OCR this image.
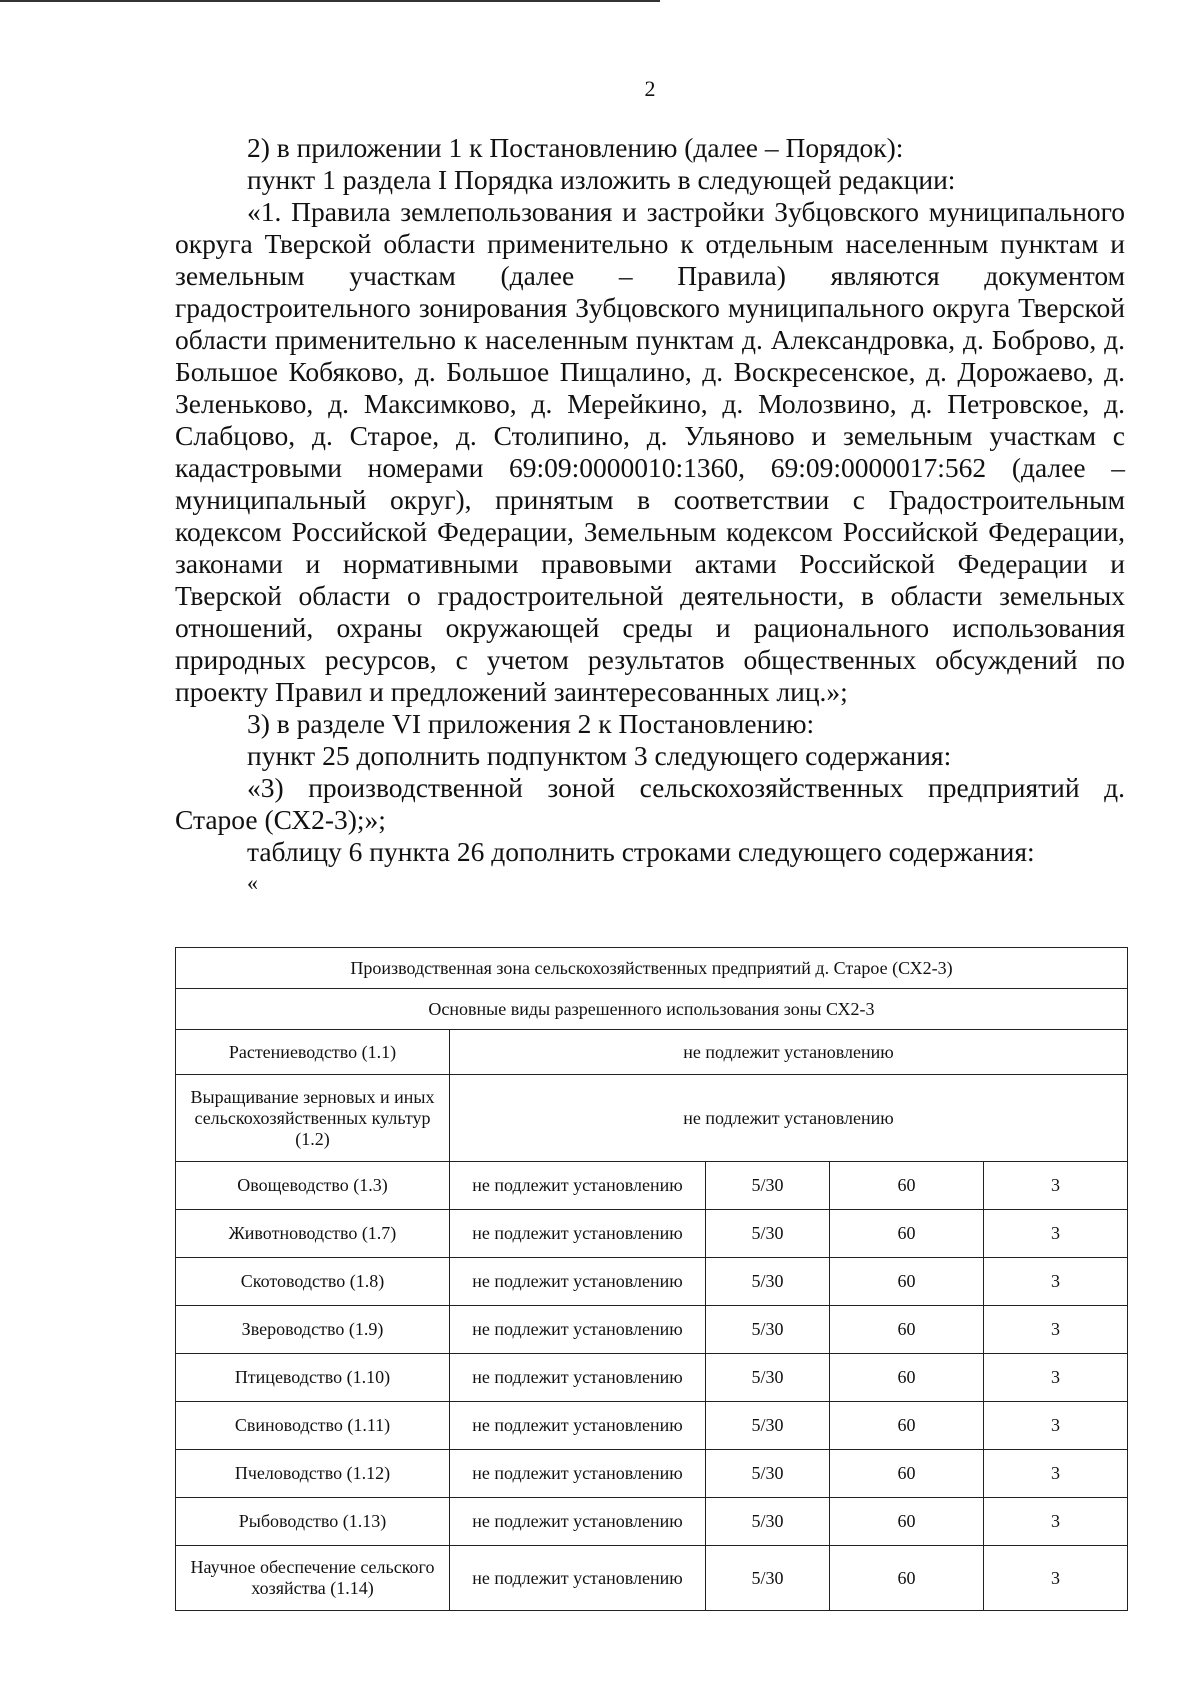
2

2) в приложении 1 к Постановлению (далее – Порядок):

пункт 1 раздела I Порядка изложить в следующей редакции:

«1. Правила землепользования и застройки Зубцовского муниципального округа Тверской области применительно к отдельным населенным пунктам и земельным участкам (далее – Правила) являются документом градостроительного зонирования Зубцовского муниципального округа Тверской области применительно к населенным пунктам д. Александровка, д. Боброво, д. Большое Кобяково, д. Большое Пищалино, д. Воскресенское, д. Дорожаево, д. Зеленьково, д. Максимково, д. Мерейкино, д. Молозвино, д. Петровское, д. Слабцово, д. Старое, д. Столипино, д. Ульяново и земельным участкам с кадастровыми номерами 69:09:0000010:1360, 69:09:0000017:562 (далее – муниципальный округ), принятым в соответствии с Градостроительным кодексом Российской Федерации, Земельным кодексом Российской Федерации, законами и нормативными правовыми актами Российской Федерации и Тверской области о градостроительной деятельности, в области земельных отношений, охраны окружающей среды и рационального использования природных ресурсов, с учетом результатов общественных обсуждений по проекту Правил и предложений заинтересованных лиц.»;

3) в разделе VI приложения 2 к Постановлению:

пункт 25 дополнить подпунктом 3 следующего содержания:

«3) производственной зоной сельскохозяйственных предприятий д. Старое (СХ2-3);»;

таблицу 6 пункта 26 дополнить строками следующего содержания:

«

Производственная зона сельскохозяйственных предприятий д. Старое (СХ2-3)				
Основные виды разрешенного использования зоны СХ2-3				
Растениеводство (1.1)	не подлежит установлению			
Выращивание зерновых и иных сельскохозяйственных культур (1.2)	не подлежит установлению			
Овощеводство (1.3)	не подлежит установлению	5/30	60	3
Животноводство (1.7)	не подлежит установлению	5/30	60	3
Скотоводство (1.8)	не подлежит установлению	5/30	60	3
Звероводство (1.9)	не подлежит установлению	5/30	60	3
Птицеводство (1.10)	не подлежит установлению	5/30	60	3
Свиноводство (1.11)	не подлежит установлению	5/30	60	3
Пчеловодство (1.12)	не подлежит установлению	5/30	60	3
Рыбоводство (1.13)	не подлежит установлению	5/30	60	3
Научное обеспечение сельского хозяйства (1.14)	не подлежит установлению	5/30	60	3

* _Brief_: Make an exact copy of every record, pictures excluded.

* _Answer to this exercise_:
OCR this image.
2

2) в приложении 1 к Постановлению (далее – Порядок):

пункт 1 раздела I Порядка изложить в следующей редакции:

«1. Правила землепользования и застройки Зубцовского муниципального округа Тверской области применительно к отдельным населенным пунктам и земельным участкам (далее – Правила) являются документом градостроительного зонирования Зубцовского муниципального округа Тверской области применительно к населенным пунктам д. Александровка, д. Боброво, д. Большое Кобяково, д. Большое Пищалино, д. Воскресенское, д. Дорожаево, д. Зеленьково, д. Максимково, д. Мерейкино, д. Молозвино, д. Петровское, д. Слабцово, д. Старое, д. Столипино, д. Ульяново и земельным участкам с кадастровыми номерами 69:09:0000010:1360, 69:09:0000017:562 (далее – муниципальный округ), принятым в соответствии с Градостроительным кодексом Российской Федерации, Земельным кодексом Российской Федерации, законами и нормативными правовыми актами Российской Федерации и Тверской области о градостроительной деятельности, в области земельных отношений, охраны окружающей среды и рационального использования природных ресурсов, с учетом результатов общественных обсуждений по проекту Правил и предложений заинтересованных лиц.»;

3) в разделе VI приложения 2 к Постановлению:

пункт 25 дополнить подпунктом 3 следующего содержания:

«3) производственной зоной сельскохозяйственных предприятий д. Старое (СХ2-3);»;

таблицу 6 пункта 26 дополнить строками следующего содержания:

«

Производственная зона сельскохозяйственных предприятий д. Старое (СХ2-3)				
Основные виды разрешенного использования зоны СХ2-3				
Растениеводство (1.1)	не подлежит установлению			
Выращивание зерновых и иных сельскохозяйственных культур (1.2)	не подлежит установлению			
Овощеводство (1.3)	не подлежит установлению	5/30	60	3
Животноводство (1.7)	не подлежит установлению	5/30	60	3
Скотоводство (1.8)	не подлежит установлению	5/30	60	3
Звероводство (1.9)	не подлежит установлению	5/30	60	3
Птицеводство (1.10)	не подлежит установлению	5/30	60	3
Свиноводство (1.11)	не подлежит установлению	5/30	60	3
Пчеловодство (1.12)	не подлежит установлению	5/30	60	3
Рыбоводство (1.13)	не подлежит установлению	5/30	60	3
Научное обеспечение сельского хозяйства (1.14)	не подлежит установлению	5/30	60	3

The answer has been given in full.